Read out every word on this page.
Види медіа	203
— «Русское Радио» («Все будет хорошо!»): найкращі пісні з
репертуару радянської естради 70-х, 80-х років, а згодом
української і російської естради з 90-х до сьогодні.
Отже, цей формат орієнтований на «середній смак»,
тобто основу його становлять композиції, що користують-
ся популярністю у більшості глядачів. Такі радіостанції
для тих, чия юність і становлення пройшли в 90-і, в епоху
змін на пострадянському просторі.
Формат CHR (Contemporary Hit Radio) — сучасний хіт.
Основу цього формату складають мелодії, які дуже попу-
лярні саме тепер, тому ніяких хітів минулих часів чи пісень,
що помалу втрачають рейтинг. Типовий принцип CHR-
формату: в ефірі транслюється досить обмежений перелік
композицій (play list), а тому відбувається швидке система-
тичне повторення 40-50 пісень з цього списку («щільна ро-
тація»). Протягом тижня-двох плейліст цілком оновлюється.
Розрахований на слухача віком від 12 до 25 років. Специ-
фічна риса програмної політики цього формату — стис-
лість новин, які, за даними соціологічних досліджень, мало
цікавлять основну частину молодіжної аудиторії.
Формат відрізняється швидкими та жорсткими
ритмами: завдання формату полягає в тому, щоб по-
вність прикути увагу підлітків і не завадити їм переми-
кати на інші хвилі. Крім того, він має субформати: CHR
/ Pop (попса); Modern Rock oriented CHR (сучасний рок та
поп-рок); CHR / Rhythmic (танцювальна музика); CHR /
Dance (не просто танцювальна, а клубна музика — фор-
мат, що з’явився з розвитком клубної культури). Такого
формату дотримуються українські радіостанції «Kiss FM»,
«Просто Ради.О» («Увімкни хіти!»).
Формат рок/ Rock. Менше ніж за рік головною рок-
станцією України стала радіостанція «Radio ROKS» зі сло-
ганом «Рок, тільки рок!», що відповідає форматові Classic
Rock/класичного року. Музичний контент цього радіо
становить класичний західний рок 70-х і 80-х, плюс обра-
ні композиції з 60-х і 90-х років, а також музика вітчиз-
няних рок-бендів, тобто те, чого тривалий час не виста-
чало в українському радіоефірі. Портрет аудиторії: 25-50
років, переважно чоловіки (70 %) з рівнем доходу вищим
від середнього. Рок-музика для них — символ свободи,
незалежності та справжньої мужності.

## DIRECTIONS
Your task is to output the full set of records exactly as presented.

## COMPLETE OUTPUT
Read out every word on this page.
Види медіа	203
— «Русское Радио» («Все будет хорошо!»): найкращі пісні з
репертуару радянської естради 70-х, 80-х років, а згодом
української і російської естради з 90-х до сьогодні.
Отже, цей формат орієнтований на «середній смак»,
тобто основу його становлять композиції, що користують-
ся популярністю у більшості глядачів. Такі радіостанції
для тих, чия юність і становлення пройшли в 90-і, в епоху
змін на пострадянському просторі.
Формат CHR (Contemporary Hit Radio) — сучасний хіт.
Основу цього формату складають мелодії, які дуже попу-
лярні саме тепер, тому ніяких хітів минулих часів чи пісень,
що помалу втрачають рейтинг. Типовий принцип CHR-
формату: в ефірі транслюється досить обмежений перелік
композицій (play list), а тому відбувається швидке система-
тичне повторення 40-50 пісень з цього списку («щільна ро-
тація»). Протягом тижня-двох плейліст цілком оновлюється.
Розрахований на слухача віком від 12 до 25 років. Специ-
фічна риса програмної політики цього формату — стис-
лість новин, які, за даними соціологічних досліджень, мало
цікавлять основну частину молодіжної аудиторії.
Формат відрізняється швидкими та жорсткими
ритмами: завдання формату полягає в тому, щоб по-
вність прикути увагу підлітків і не завадити їм переми-
кати на інші хвилі. Крім того, він має субформати: CHR
/ Pop (попса); Modern Rock oriented CHR (сучасний рок та
поп-рок); CHR / Rhythmic (танцювальна музика); CHR /
Dance (не просто танцювальна, а клубна музика — фор-
мат, що з’явився з розвитком клубної культури). Такого
формату дотримуються українські радіостанції «Kiss FM»,
«Просто Ради.О» («Увімкни хіти!»).
Формат рок/ Rock. Менше ніж за рік головною рок-
станцією України стала радіостанція «Radio ROKS» зі сло-
ганом «Рок, тільки рок!», що відповідає форматові Classic
Rock/класичного року. Музичний контент цього радіо
становить класичний західний рок 70-х і 80-х, плюс обра-
ні композиції з 60-х і 90-х років, а також музика вітчиз-
няних рок-бендів, тобто те, чого тривалий час не виста-
чало в українському радіоефірі. Портрет аудиторії: 25-50
років, переважно чоловіки (70 %) з рівнем доходу вищим
від середнього. Рок-музика для них — символ свободи,
незалежності та справжньої мужності.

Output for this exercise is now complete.